Whenever a line below holds the word "здравоохранения", copy that line.

──────── The records ────────

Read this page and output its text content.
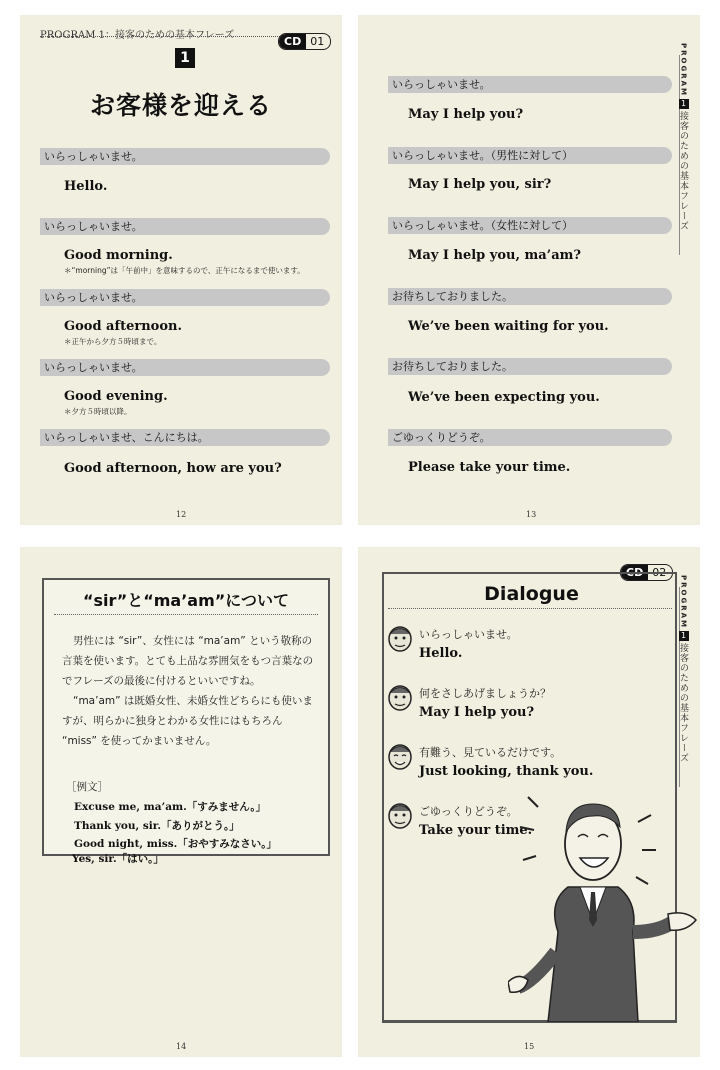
PROGRAM 1：接客のための基本フレーズ	CD 01
1
お客様を迎える
いらっしゃいませ。
Hello.
いらっしゃいませ。
Good morning.
＊“morning”は「午前中」を意味するので、正午になるまで使います。
いらっしゃいませ。
Good afternoon.
＊正午から夕方５時頃まで。
いらっしゃいませ。
Good evening.
＊夕方５時頃以降。
いらっしゃいませ、こんにちは。
Good afternoon, how are you?
12
PROGRAM
1
接客のための基本フレーズ
いらっしゃいませ。
May I help you?
いらっしゃいませ。（男性に対して）
May I help you, sir?
いらっしゃいませ。（女性に対して）
May I help you, ma’am?
お待ちしておりました。
We’ve been waiting for you.
お待ちしておりました。
We’ve been expecting you.
ごゆっくりどうぞ。
Please take your time.
13
“sir”と“ma’am”について

男性には “sir”、女性には “ma’am” という敬称の言葉を使います。とても上品な雰囲気をもつ言葉なのでフレーズの最後に付けるといいですね。

“ma’am” は既婚女性、未婚女性どちらにも使いますが、明らかに独身とわかる女性にはもちろん “miss” を使ってかまいません。

［例文］
Excuse me, ma’am.「すみません。」
Thank you, sir.「ありがとう。」
Good night, miss.「おやすみなさい。」
Yes, sir.「はい。」
14
CD 02
Dialogue	PROGRAM
1
接客のための基本フレーズ
いらっしゃいませ。
Hello.
何をさしあげましょうか？
May I help you?
有難う、見ているだけです。
Just looking, thank you.
ごゆっくりどうぞ。
Take your time.
15
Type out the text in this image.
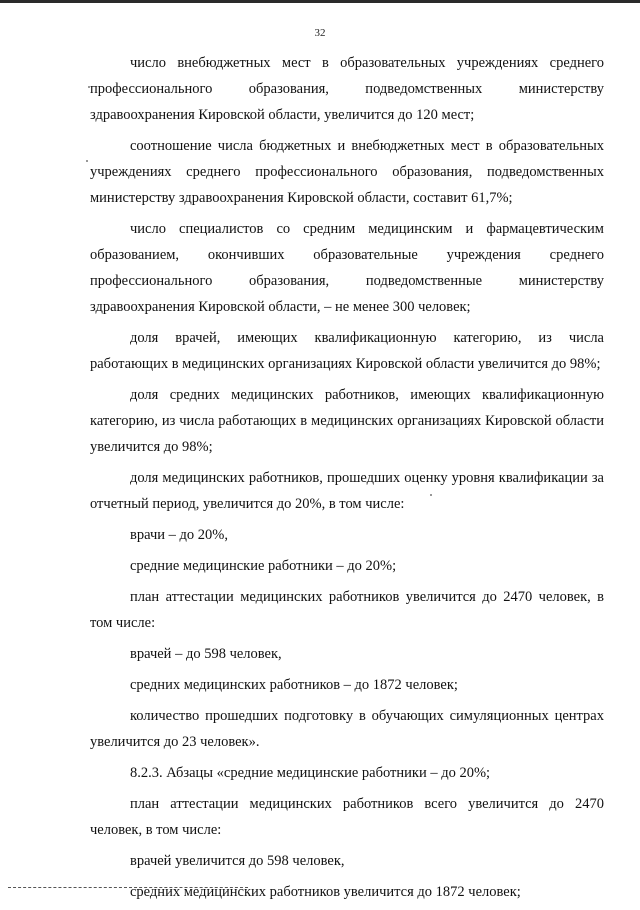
32

число внебюджетных мест в образовательных учреждениях среднего профессионального образования, подведомственных министерству здравоохранения Кировской области, увеличится до 120 мест;

соотношение числа бюджетных и внебюджетных мест в образовательных учреждениях среднего профессионального образования, подведомственных министерству здравоохранения Кировской области, составит 61,7%;

число специалистов со средним медицинским и фармацевтическим образованием, окончивших образовательные учреждения среднего профессионального образования, подведомственные министерству здравоохранения Кировской области, – не менее 300 человек;

доля врачей, имеющих квалификационную категорию, из числа работающих в медицинских организациях Кировской области увеличится до 98%;

доля средних медицинских работников, имеющих квалификационную категорию, из числа работающих в медицинских организациях Кировской области увеличится до 98%;

доля медицинских работников, прошедших оценку уровня квалификации за отчетный период, увеличится до 20%, в том числе:

врачи – до 20%,

средние медицинские работники – до 20%;

план аттестации медицинских работников увеличится до 2470 человек, в том числе:

врачей – до 598 человек,

средних медицинских работников – до 1872 человек;

количество прошедших подготовку в обучающих симуляционных центрах увеличится до 23 человек».

8.2.3. Абзацы «средние медицинские работники – до 20%;

план аттестации медицинских работников всего увеличится до 2470 человек, в том числе:

врачей увеличится до 598 человек,

средних медицинских работников увеличится до 1872 человек;
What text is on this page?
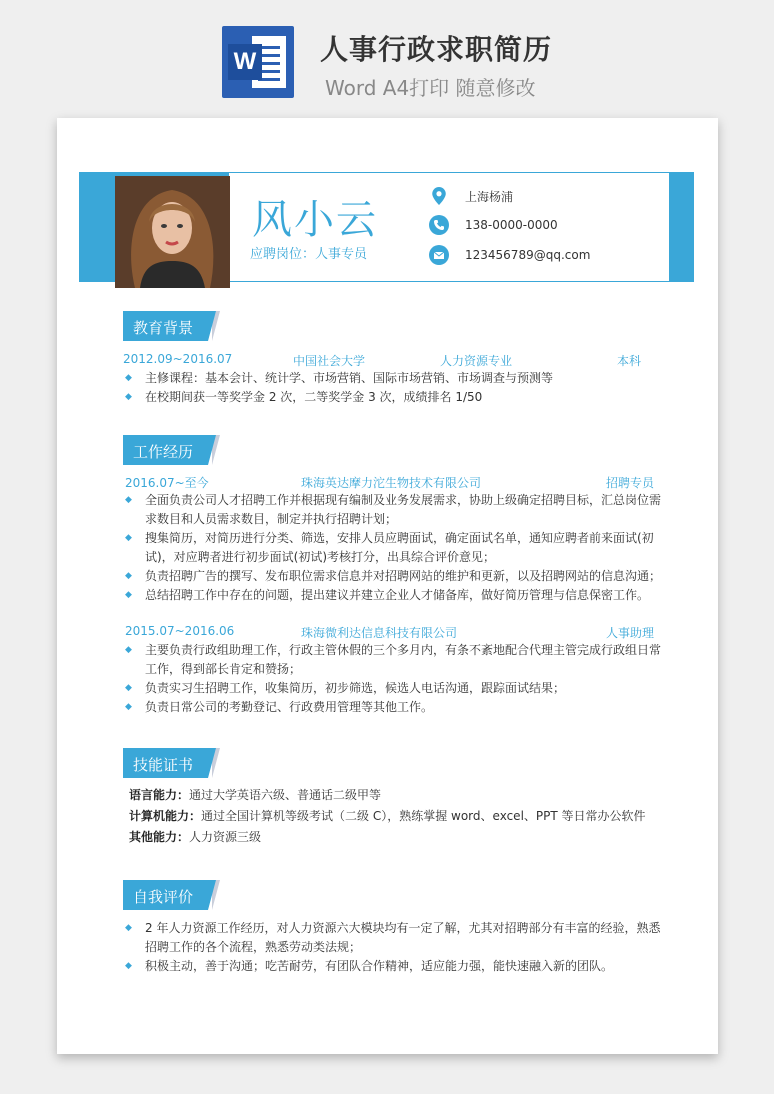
W 人事行政求职简历
Word A4打印 随意修改
风小云
应聘岗位：人事专员
上海杨浦
138-0000-0000
123456789@qq.com
教育背景
2012.09~2016.07	中国社会大学	人力资源专业	本科
◆ 主修课程：基本会计、统计学、市场营销、国际市场营销、市场调查与预测等
◆ 在校期间获一等奖学金 2 次，二等奖学金 3 次，成绩排名 1/50
工作经历
2016.07~至今	珠海英达摩力沱生物技术有限公司	招聘专员
◆ 全面负责公司人才招聘工作并根据现有编制及业务发展需求，协助上级确定招聘目标，汇总岗位需求数目和人员需求数目，制定并执行招聘计划；
◆ 搜集简历，对简历进行分类、筛选，安排人员应聘面试，确定面试名单，通知应聘者前来面试(初试)，对应聘者进行初步面试(初试)考核打分，出具综合评价意见；
◆ 负责招聘广告的撰写、发布职位需求信息并对招聘网站的维护和更新，以及招聘网站的信息沟通；
◆ 总结招聘工作中存在的问题，提出建议并建立企业人才储备库，做好简历管理与信息保密工作。
2015.07~2016.06	珠海微利达信息科技有限公司	人事助理
◆ 主要负责行政组助理工作，行政主管休假的三个多月内，有条不紊地配合代理主管完成行政组日常工作，得到部长肯定和赞扬；
◆ 负责实习生招聘工作，收集简历，初步筛选，候选人电话沟通，跟踪面试结果；
◆ 负责日常公司的考勤登记、行政费用管理等其他工作。
技能证书
语言能力：通过大学英语六级、普通话二级甲等
计算机能力：通过全国计算机等级考试（二级 C），熟练掌握 word、excel、PPT 等日常办公软件
其他能力：人力资源三级
自我评价
◆ 2 年人力资源工作经历，对人力资源六大模块均有一定了解，尤其对招聘部分有丰富的经验，熟悉招聘工作的各个流程，熟悉劳动类法规；
◆ 积极主动，善于沟通；吃苦耐劳，有团队合作精神，适应能力强，能快速融入新的团队。
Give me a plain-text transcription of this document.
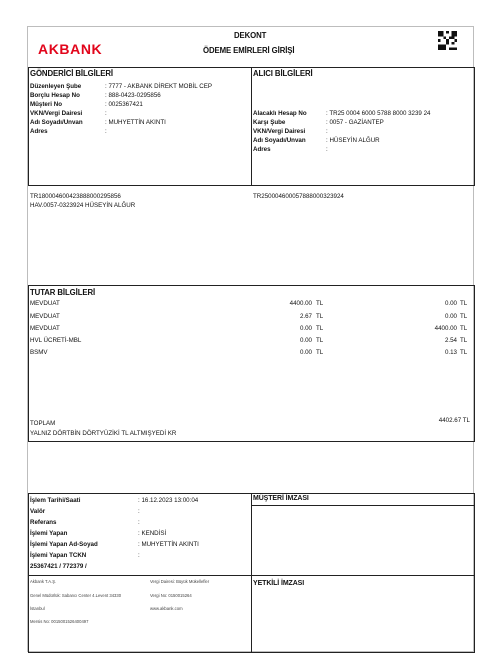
AKBANK
DEKONT
ÖDEME EMİRLERİ GİRİŞİ
GÖNDERİCİ BİLGİLERİ
Düzenleyen Şube	: 7777 - AKBANK DİREKT MOBİL CEP
Borçlu Hesap No	: 888-0423-0295856
Müşteri No	: 0025367421
VKN/Vergi Dairesi	:
Adı Soyadı/Unvan	: MUHYETTİN AKINTI
Adres	:
ALICI BİLGİLERİ
Alacaklı Hesap No	: TR25 0004 6000 5788 8000 3239 24
Karşı Şube	: 0057 - GAZİANTEP
VKN/Vergi Dairesi	:
Adı Soyadı/Unvan	: HÜSEYİN ALĞUR
Adres	:
TR180004600423888000295856	TR250004600057888000323924
HAV.0057-0323924 HÜSEYİN ALĞUR
TUTAR BİLGİLERİ
MEVDUAT	4400.00 TL	0.00 TL
MEVDUAT	2.67 TL	0.00 TL
MEVDUAT	0.00 TL	4400.00 TL
HVL ÜCRETİ-MBL	0.00 TL	2.54 TL
BSMV	0.00 TL	0.13 TL
TOPLAM	4402.67 TL
YALNIZ DÖRTBİN DÖRTYÜZİKİ TL ALTMIŞYEDİ KR
İşlem Tarihi/Saati	: 16.12.2023 13:00:04
Valör	:
Referans	:
İşlemi Yapan	: KENDİSİ
İşlemi Yapan Ad-Soyad	: MUHYETTİN AKINTI
İşlemi Yapan TCKN	:
25367421 / 772379 /
MÜŞTERİ İMZASI
YETKİLİ İMZASI
Akbank T.A.Ş.
Genel Müdürlük: Sabancı Center 4.Levent 34330
İstanbul
Mersis No: 0015001526400497
Vergi Dairesi: Büyük Mükellefler
Vergi No: 0150015264
www.akbank.com
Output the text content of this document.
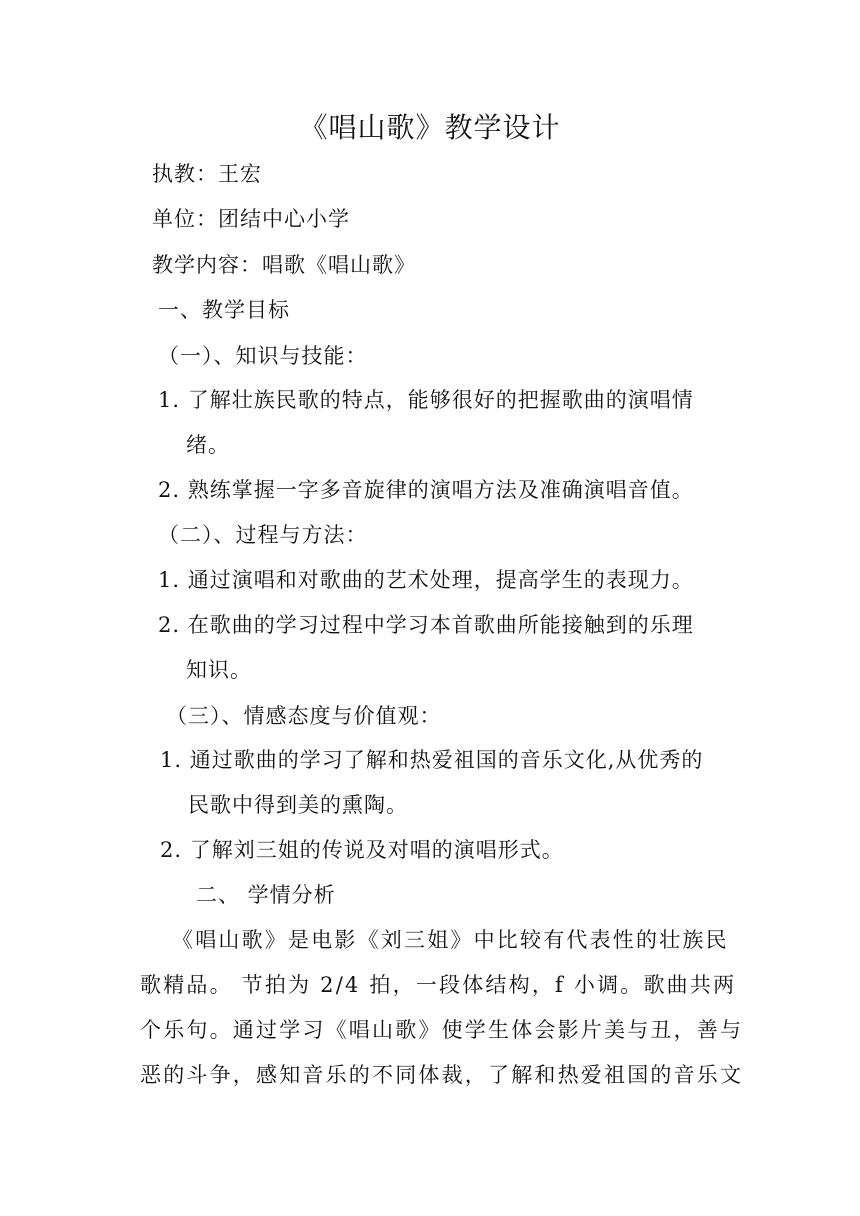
《唱山歌》教学设计
执教：王宏
单位：团结中心小学
教学内容：唱歌《唱山歌》
一、教学目标
（一）、知识与技能：
1. 了解壮族民歌的特点，能够很好的把握歌曲的演唱情
绪。
2. 熟练掌握一字多音旋律的演唱方法及准确演唱音值。
（二）、过程与方法：
1. 通过演唱和对歌曲的艺术处理，提高学生的表现力。
2. 在歌曲的学习过程中学习本首歌曲所能接触到的乐理
知识。
（三）、情感态度与价值观：
1. 通过歌曲的学习了解和热爱祖国的音乐文化,从优秀的
民歌中得到美的熏陶。
2. 了解刘三姐的传说及对唱的演唱形式。
二、 学情分析
《唱山歌》是电影《刘三姐》中比较有代表性的壮族民
歌精品。 节拍为 2/4 拍，一段体结构，f 小调。歌曲共两
个乐句。通过学习《唱山歌》使学生体会影片美与丑，善与
恶的斗争，感知音乐的不同体裁，了解和热爱祖国的音乐文
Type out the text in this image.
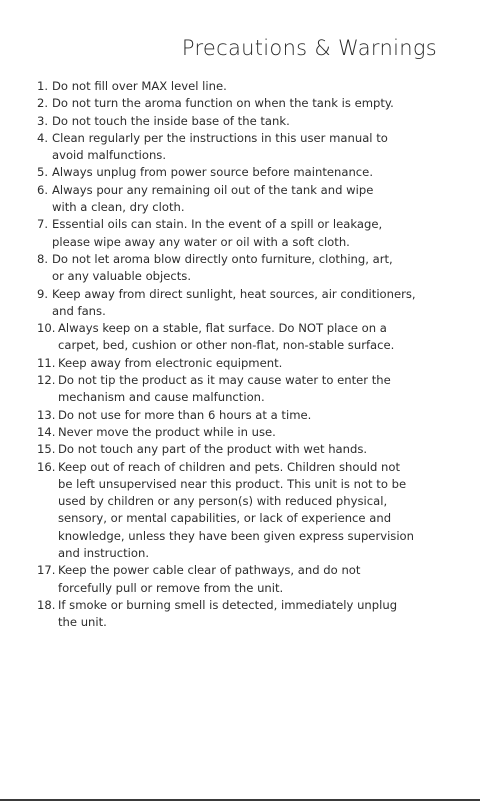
Precautions & Warnings
1. Do not fill over MAX level line.
2. Do not turn the aroma function on when the tank is empty.
3. Do not touch the inside base of the tank.
4. Clean regularly per the instructions in this user manual to
avoid malfunctions.
5. Always unplug from power source before maintenance.
6. Always pour any remaining oil out of the tank and wipe
with a clean, dry cloth.
7. Essential oils can stain. In the event of a spill or leakage,
please wipe away any water or oil with a soft cloth.
8. Do not let aroma blow directly onto furniture, clothing, art,
or any valuable objects.
9. Keep away from direct sunlight, heat sources, air conditioners,
and fans.
10. Always keep on a stable, flat surface. Do NOT place on a
carpet, bed, cushion or other non-flat, non-stable surface.
11. Keep away from electronic equipment.
12. Do not tip the product as it may cause water to enter the
mechanism and cause malfunction.
13. Do not use for more than 6 hours at a time.
14. Never move the product while in use.
15. Do not touch any part of the product with wet hands.
16. Keep out of reach of children and pets. Children should not
be left unsupervised near this product. This unit is not to be
used by children or any person(s) with reduced physical,
sensory, or mental capabilities, or lack of experience and
knowledge, unless they have been given express supervision
and instruction.
17. Keep the power cable clear of pathways, and do not
forcefully pull or remove from the unit.
18. If smoke or burning smell is detected, immediately unplug
the unit.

────────

◆ Problem solution:
число внебюджетных мест в образовательных учреждениях среднего профессионального образования, подведомственных министерству здравоохранения Кировской области, увеличится до 120 мест;
соотношение числа бюджетных и внебюджетных мест в образовательных учреждениях среднего профессионального образования, подведомственных министерству здравоохранения Кировской области, составит 61,7%;
число специалистов со средним медицинским и фармацевтическим образованием, окончивших образовательные учреждения среднего профессионального образования, подведомственные министерству здравоохранения Кировской области, – не менее 300 человек;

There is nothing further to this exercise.